§ **WHAT YOU HAVE TO DO**
Pictures within the data are to be left out; everything else must be reproduced exactly.

§ **THE DATA**

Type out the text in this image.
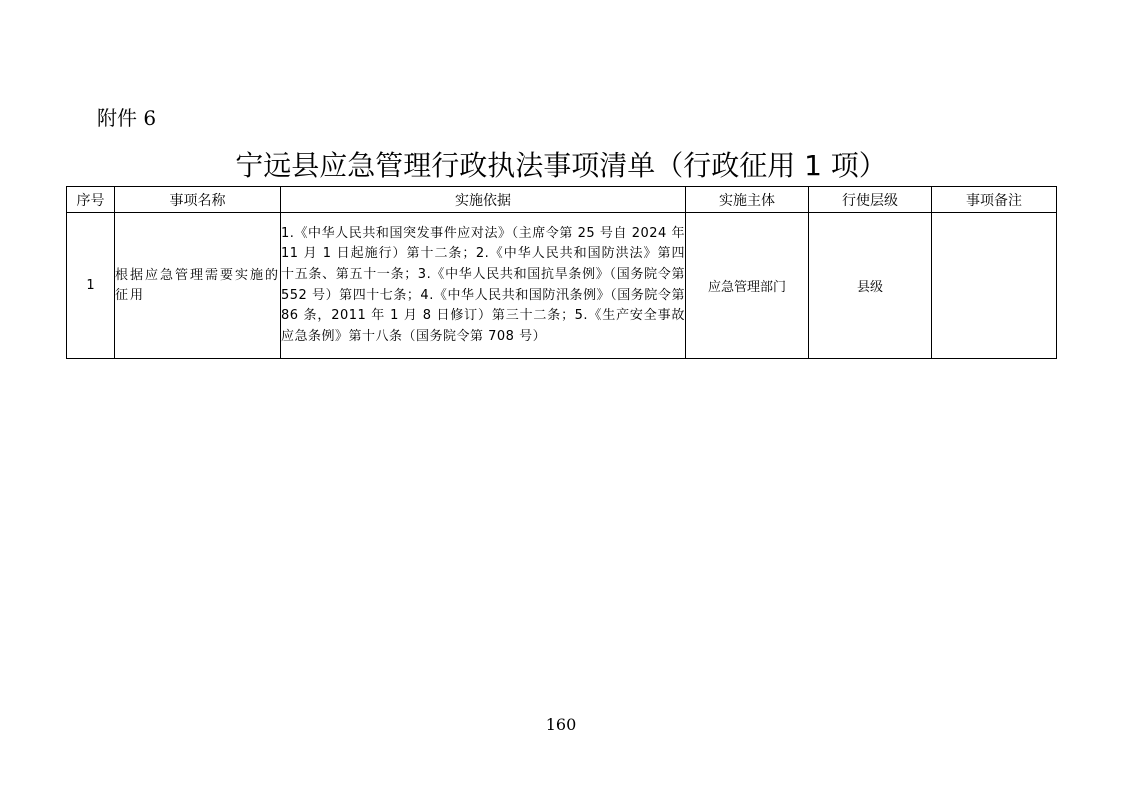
附件 6
宁远县应急管理行政执法事项清单（行政征用 1 项）
序号	事项名称	实施依据	实施主体	行使层级	事项备注
1	根据应急管理需要实施的征用	1.《中华人民共和国突发事件应对法》（主席令第 25 号自 2024 年 11 月 1 日起施行）第十二条；2.《中华人民共和国防洪法》第四十五条、第五十一条；3.《中华人民共和国抗旱条例》（国务院令第 552 号）第四十七条；4.《中华人民共和国防汛条例》（国务院令第 86 条，2011 年 1 月 8 日修订）第三十二条；5.《生产安全事故应急条例》第十八条（国务院令第 708 号）	应急管理部门	县级	
160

§ **ANSWER IN FULL**
Type out the text in this image.
附件 6
宁远县应急管理行政执法事项清单（行政征用 1 项）
序号	事项名称	实施依据	实施主体	行使层级	事项备注
1	根据应急管理需要实施的征用	1.《中华人民共和国突发事件应对法》（主席令第 25 号自 2024 年 11 月 1 日起施行）第十二条；2.《中华人民共和国防洪法》第四十五条、第五十一条；3.《中华人民共和国抗旱条例》（国务院令第 552 号）第四十七条；4.《中华人民共和国防汛条例》（国务院令第 86 条，2011 年 1 月 8 日修订）第三十二条；5.《生产安全事故应急条例》第十八条（国务院令第 708 号）	应急管理部门	县级	
160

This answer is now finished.